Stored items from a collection
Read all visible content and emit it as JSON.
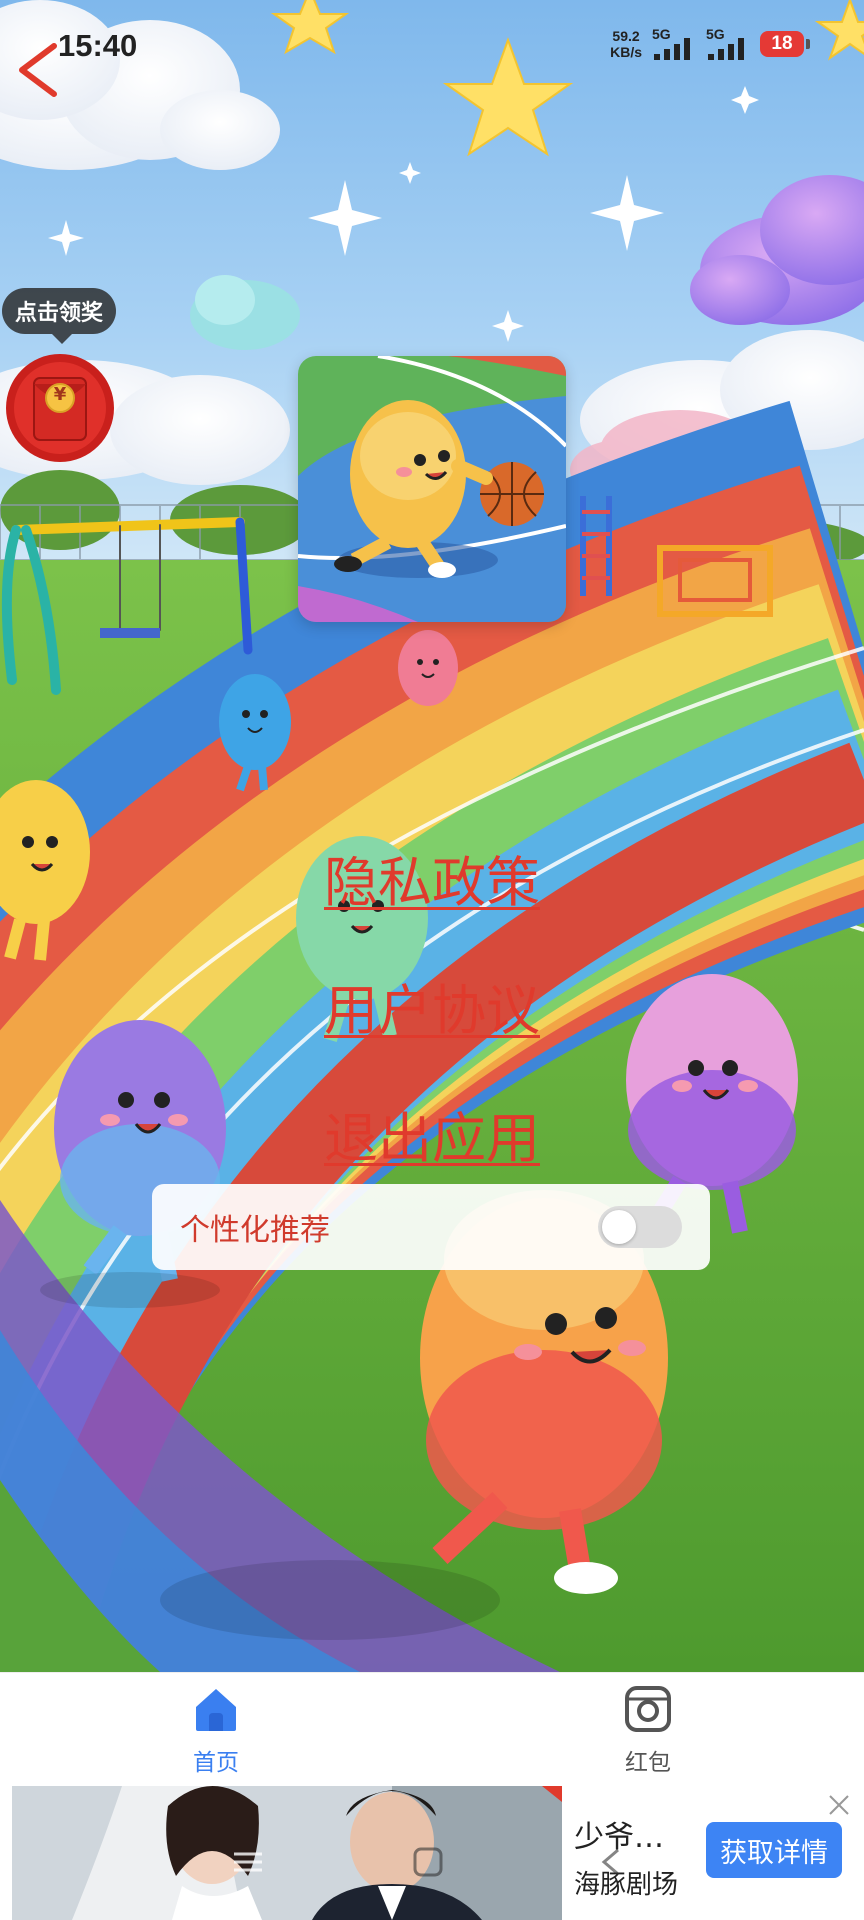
{
  "status_bar": {
    "time": "15:40",
    "net_speed_value": "59.2",
    "net_speed_unit": "KB/s",
    "signal_1_label": "5G",
    "signal_2_label": "5G",
    "battery": "18"
  },
  "reward": {
    "tooltip": "点击领奖",
    "coin_symbol": "¥"
  },
  "links": {
    "privacy_policy": "隐私政策",
    "user_agreement": "用户协议",
    "exit_app": "退出应用"
  },
  "settings": {
    "personalized_recommendation": "个性化推荐",
    "personalized_recommendation_enabled": false
  },
  "bottom_nav": {
    "items": [
      {
        "label": "首页",
        "icon": "home-icon",
        "active": true
      },
      {
        "label": "红包",
        "icon": "camera-icon",
        "active": false
      }
    ]
  },
  "ad": {
    "title": "少爷…",
    "subtitle": "海豚剧场",
    "cta": "获取详情",
    "close_icon": "close-icon"
  },
  "colors": {
    "link_red": "#e03a2c",
    "accent_blue": "#3a7ff0",
    "battery_red": "#e53935"
  }
}
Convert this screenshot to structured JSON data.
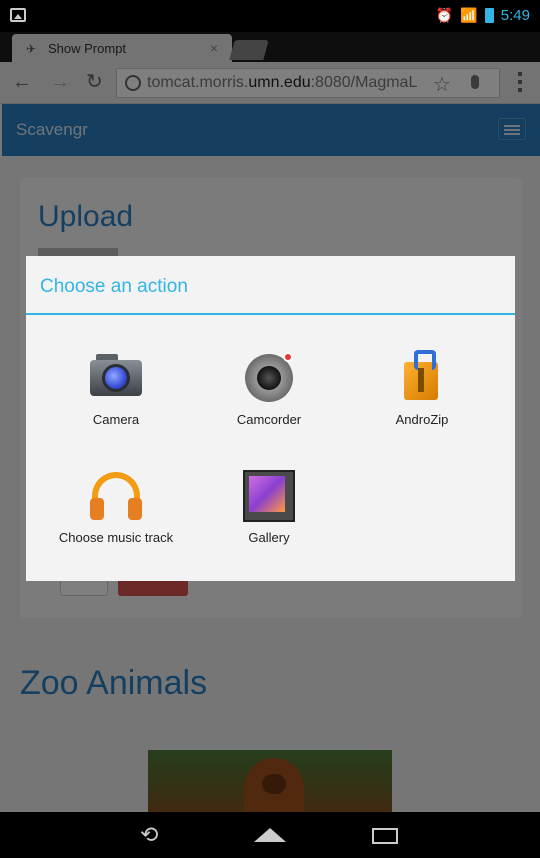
{
  "status_bar": {
    "time": "5:49"
  },
  "browser": {
    "tab_title": "Show Prompt",
    "url_prefix": "tomcat.morris.",
    "url_domain": "umn.edu",
    "url_suffix": ":8080/MagmaL"
  },
  "page": {
    "brand": "Scavengr",
    "upload_title": "Upload",
    "zoo_title": "Zoo Animals"
  },
  "dialog": {
    "title": "Choose an action",
    "options": [
      {
        "label": "Camera",
        "icon": "camera-icon"
      },
      {
        "label": "Camcorder",
        "icon": "camcorder-icon"
      },
      {
        "label": "AndroZip",
        "icon": "androzip-icon"
      },
      {
        "label": "Choose music track",
        "icon": "headphones-icon"
      },
      {
        "label": "Gallery",
        "icon": "gallery-icon"
      }
    ]
  },
  "colors": {
    "accent": "#33b5e5",
    "navbar": "#2b7fc0"
  }
}
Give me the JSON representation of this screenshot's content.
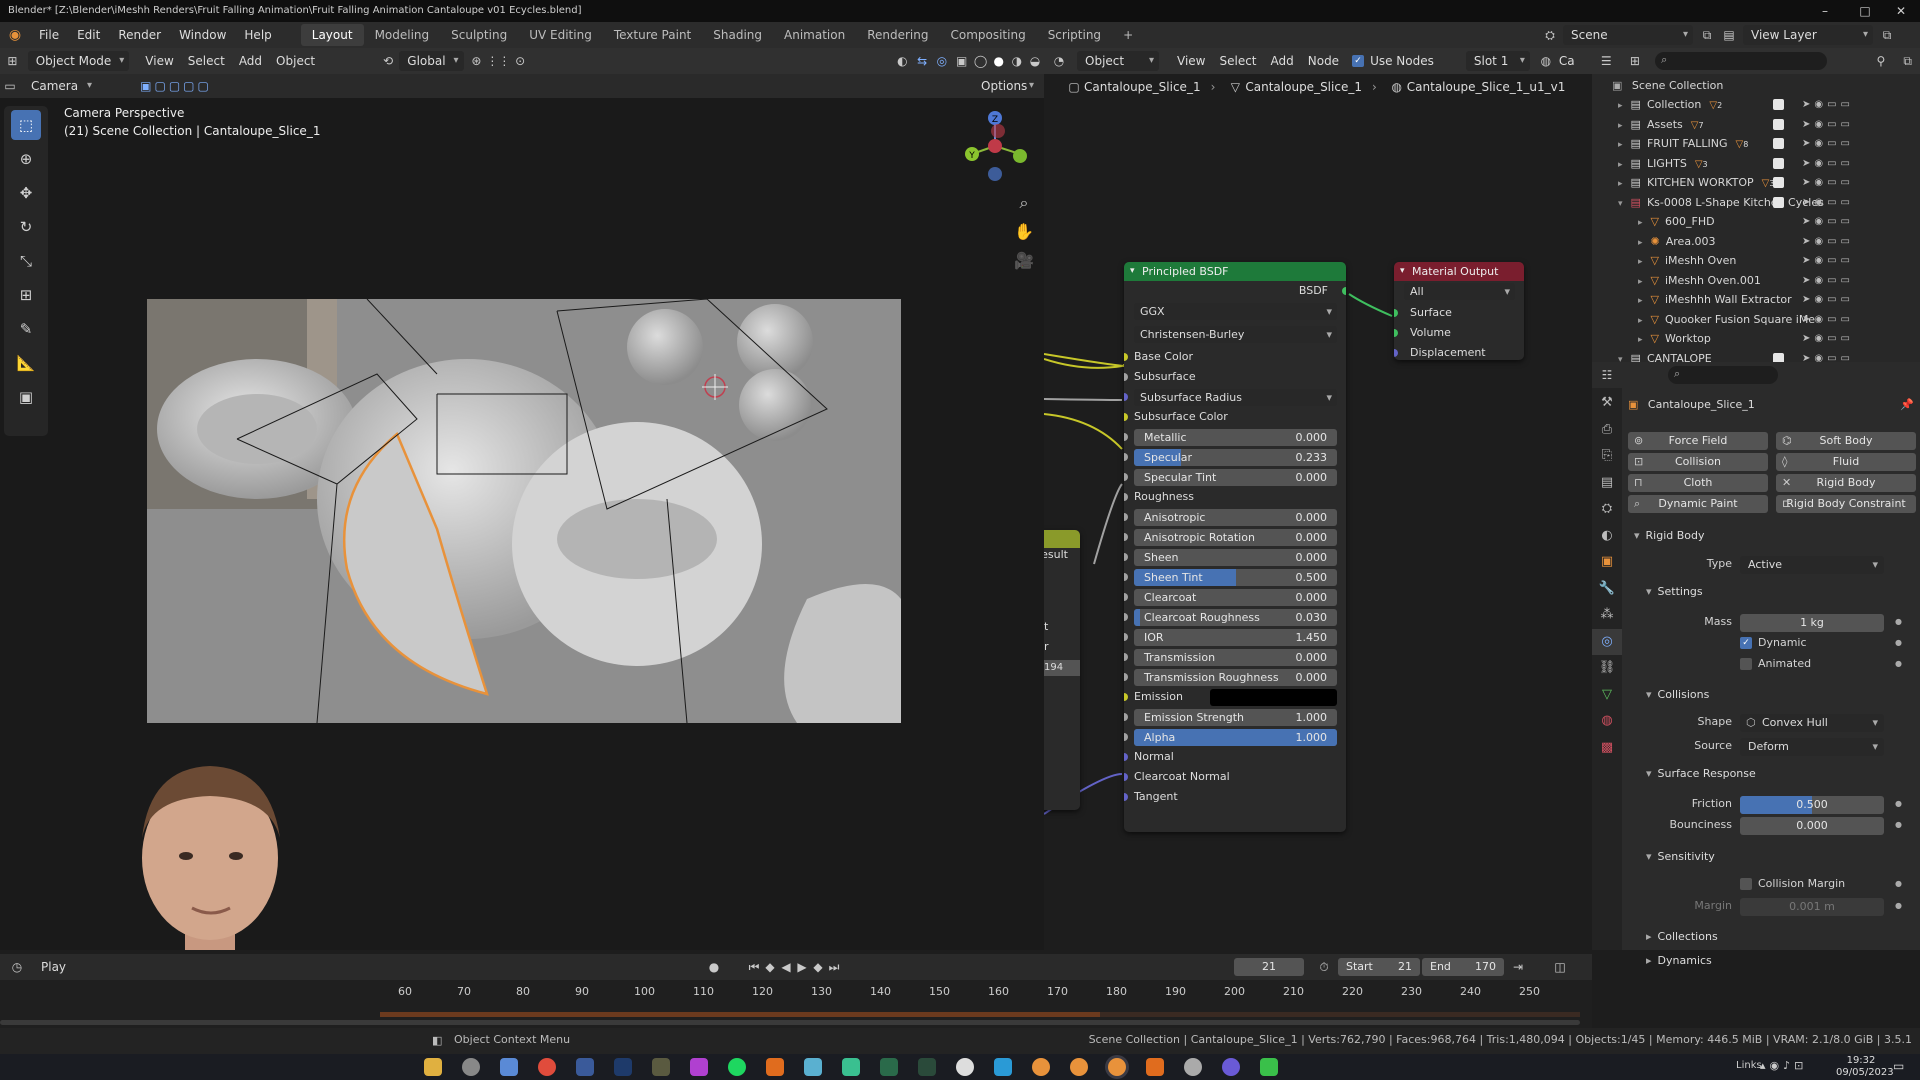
{
  "window": {
    "title": "Blender* [Z:\\Blender\\iMeshh Renders\\Fruit Falling Animation\\Fruit Falling Animation Cantaloupe v01 Ecycles.blend]",
    "minimize": "–",
    "maximize": "□",
    "close": "✕"
  },
  "menu": [
    "File",
    "Edit",
    "Render",
    "Window",
    "Help"
  ],
  "workspaces": [
    "Layout",
    "Modeling",
    "Sculpting",
    "UV Editing",
    "Texture Paint",
    "Shading",
    "Animation",
    "Rendering",
    "Compositing",
    "Scripting"
  ],
  "active_workspace": "Layout",
  "add_workspace": "+",
  "scene": {
    "label": "Scene",
    "view_layer": "View Layer"
  },
  "viewport": {
    "mode": "Object Mode",
    "menus": [
      "View",
      "Select",
      "Add",
      "Object"
    ],
    "orientation": "Global",
    "options": "Options",
    "camera_menu": "Camera",
    "overlay_title": "Camera Perspective",
    "overlay_subtitle": "(21) Scene Collection | Cantaloupe_Slice_1",
    "gizmo": {
      "x": "X",
      "y": "Y",
      "z": "Z"
    }
  },
  "node_editor": {
    "object_type": "Object",
    "menus": [
      "View",
      "Select",
      "Add",
      "Node"
    ],
    "use_nodes_label": "Use Nodes",
    "slot": "Slot 1",
    "partial_tab": "Ca",
    "breadcrumb": [
      "Cantaloupe_Slice_1",
      "Cantaloupe_Slice_1",
      "Cantaloupe_Slice_1_u1_v1"
    ],
    "partial_node": {
      "result": "Result",
      "t": "t",
      "r": "r",
      "value": "194"
    },
    "principled": {
      "title": "Principled BSDF",
      "output": "BSDF",
      "distribution": "GGX",
      "subsurface_method": "Christensen-Burley",
      "rows": [
        {
          "label": "Base Color",
          "type": "socket",
          "color": "#c7c729"
        },
        {
          "label": "Subsurface",
          "type": "socket",
          "color": "#a1a1a1"
        },
        {
          "label": "Subsurface Radius",
          "type": "select",
          "color": "#6363c7"
        },
        {
          "label": "Subsurface Color",
          "type": "socket",
          "color": "#c7c729"
        },
        {
          "label": "Metallic",
          "type": "field",
          "value": "0.000",
          "fill": 0.0
        },
        {
          "label": "Specular",
          "type": "field",
          "value": "0.233",
          "fill": 0.233
        },
        {
          "label": "Specular Tint",
          "type": "field",
          "value": "0.000",
          "fill": 0.0
        },
        {
          "label": "Roughness",
          "type": "socket",
          "color": "#a1a1a1"
        },
        {
          "label": "Anisotropic",
          "type": "field",
          "value": "0.000",
          "fill": 0.0
        },
        {
          "label": "Anisotropic Rotation",
          "type": "field",
          "value": "0.000",
          "fill": 0.0
        },
        {
          "label": "Sheen",
          "type": "field",
          "value": "0.000",
          "fill": 0.0
        },
        {
          "label": "Sheen Tint",
          "type": "field",
          "value": "0.500",
          "fill": 0.5
        },
        {
          "label": "Clearcoat",
          "type": "field",
          "value": "0.000",
          "fill": 0.0
        },
        {
          "label": "Clearcoat Roughness",
          "type": "field",
          "value": "0.030",
          "fill": 0.03
        },
        {
          "label": "IOR",
          "type": "field",
          "value": "1.450",
          "fill": 0.0
        },
        {
          "label": "Transmission",
          "type": "field",
          "value": "0.000",
          "fill": 0.0
        },
        {
          "label": "Transmission Roughness",
          "type": "field",
          "value": "0.000",
          "fill": 0.0
        },
        {
          "label": "Emission",
          "type": "color",
          "color": "#c7c729"
        },
        {
          "label": "Emission Strength",
          "type": "field",
          "value": "1.000",
          "fill": 0.0
        },
        {
          "label": "Alpha",
          "type": "field",
          "value": "1.000",
          "fill": 1.0
        },
        {
          "label": "Normal",
          "type": "socket",
          "color": "#6363c7"
        },
        {
          "label": "Clearcoat Normal",
          "type": "socket",
          "color": "#6363c7"
        },
        {
          "label": "Tangent",
          "type": "socket",
          "color": "#6363c7"
        }
      ]
    },
    "material_output": {
      "title": "Material Output",
      "target": "All",
      "inputs": [
        "Surface",
        "Volume",
        "Displacement"
      ]
    }
  },
  "outliner": {
    "root": "Scene Collection",
    "items": [
      {
        "label": "Collection",
        "indent": 1,
        "expand": "▸",
        "badge": "2",
        "kind": "collection"
      },
      {
        "label": "Assets",
        "indent": 1,
        "expand": "▸",
        "badge": "7",
        "kind": "collection"
      },
      {
        "label": "FRUIT FALLING",
        "indent": 1,
        "expand": "▸",
        "badge": "8",
        "kind": "collection"
      },
      {
        "label": "LIGHTS",
        "indent": 1,
        "expand": "▸",
        "badge": "3",
        "kind": "collection"
      },
      {
        "label": "KITCHEN WORKTOP",
        "indent": 1,
        "expand": "▸",
        "badge": "3",
        "kind": "collection"
      },
      {
        "label": "Ks-0008 L-Shape Kitchen Cycles",
        "indent": 1,
        "expand": "▾",
        "badge": "",
        "kind": "collection-red"
      },
      {
        "label": "600_FHD",
        "indent": 2,
        "expand": "▸",
        "badge": "",
        "kind": "object"
      },
      {
        "label": "Area.003",
        "indent": 2,
        "expand": "▸",
        "badge": "",
        "kind": "light"
      },
      {
        "label": "iMeshh Oven",
        "indent": 2,
        "expand": "▸",
        "badge": "",
        "kind": "object"
      },
      {
        "label": "iMeshh Oven.001",
        "indent": 2,
        "expand": "▸",
        "badge": "",
        "kind": "object"
      },
      {
        "label": "iMeshhh Wall Extractor",
        "indent": 2,
        "expand": "▸",
        "badge": "",
        "kind": "object"
      },
      {
        "label": "Quooker Fusion Square iMe",
        "indent": 2,
        "expand": "▸",
        "badge": "",
        "kind": "object"
      },
      {
        "label": "Worktop",
        "indent": 2,
        "expand": "▸",
        "badge": "",
        "kind": "object"
      },
      {
        "label": "CANTALOPE",
        "indent": 1,
        "expand": "▾",
        "badge": "",
        "kind": "collection"
      }
    ]
  },
  "properties": {
    "object_name": "Cantaloupe_Slice_1",
    "physics_buttons": [
      {
        "label": "Force Field",
        "icon": "⊚"
      },
      {
        "label": "Soft Body",
        "icon": "⌬"
      },
      {
        "label": "Collision",
        "icon": "⊡"
      },
      {
        "label": "Fluid",
        "icon": "◊"
      },
      {
        "label": "Cloth",
        "icon": "⊓"
      },
      {
        "label": "Rigid Body",
        "icon": "✕"
      },
      {
        "label": "Dynamic Paint",
        "icon": "⌕"
      },
      {
        "label": "Rigid Body Constraint",
        "icon": "⊏"
      }
    ],
    "rigid_body": {
      "title": "Rigid Body",
      "type_label": "Type",
      "type_value": "Active",
      "settings_title": "Settings",
      "mass_label": "Mass",
      "mass_value": "1 kg",
      "dynamic_label": "Dynamic",
      "dynamic": true,
      "animated_label": "Animated",
      "animated": false,
      "collisions_title": "Collisions",
      "shape_label": "Shape",
      "shape_value": "Convex Hull",
      "source_label": "Source",
      "source_value": "Deform",
      "surface_title": "Surface Response",
      "friction_label": "Friction",
      "friction_value": "0.500",
      "friction_fill": 0.5,
      "bounciness_label": "Bounciness",
      "bounciness_value": "0.000",
      "sensitivity_title": "Sensitivity",
      "collision_margin_label": "Collision Margin",
      "margin_label": "Margin",
      "margin_value": "0.001 m",
      "collections_title": "Collections",
      "dynamics_title": "Dynamics"
    }
  },
  "timeline": {
    "playback": "Play",
    "current_frame": "21",
    "start_label": "Start",
    "start": "21",
    "end_label": "End",
    "end": "170",
    "ticks": [
      "60",
      "70",
      "80",
      "90",
      "100",
      "110",
      "120",
      "130",
      "140",
      "150",
      "160",
      "170",
      "180",
      "190",
      "200",
      "210",
      "220",
      "230",
      "240",
      "250"
    ]
  },
  "statusbar": {
    "left": "Object Context Menu",
    "right": "Scene Collection | Cantaloupe_Slice_1 | Verts:762,790 | Faces:968,764 | Tris:1,480,094 | Objects:1/45 | Memory: 446.5 MiB | VRAM: 2.1/8.0 GiB | 3.5.1"
  },
  "taskbar": {
    "links": "Links",
    "time": "19:32",
    "date": "09/05/2023"
  },
  "colors": {
    "accent": "#4772b3",
    "selection_outline": "#e8923b",
    "bsdf_header": "#1e7a3a",
    "output_header": "#7a1e2e",
    "yellow_socket": "#c7c729",
    "violet_socket": "#6363c7"
  }
}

:: INSTRUCTIONS FOR THE TASK ::
Whenever "Oven" turns up in a line, pick that line out.

:: SOLVED PROBLEM ::
        "label": "iMeshh Oven",
        "label": "iMeshh Oven.001",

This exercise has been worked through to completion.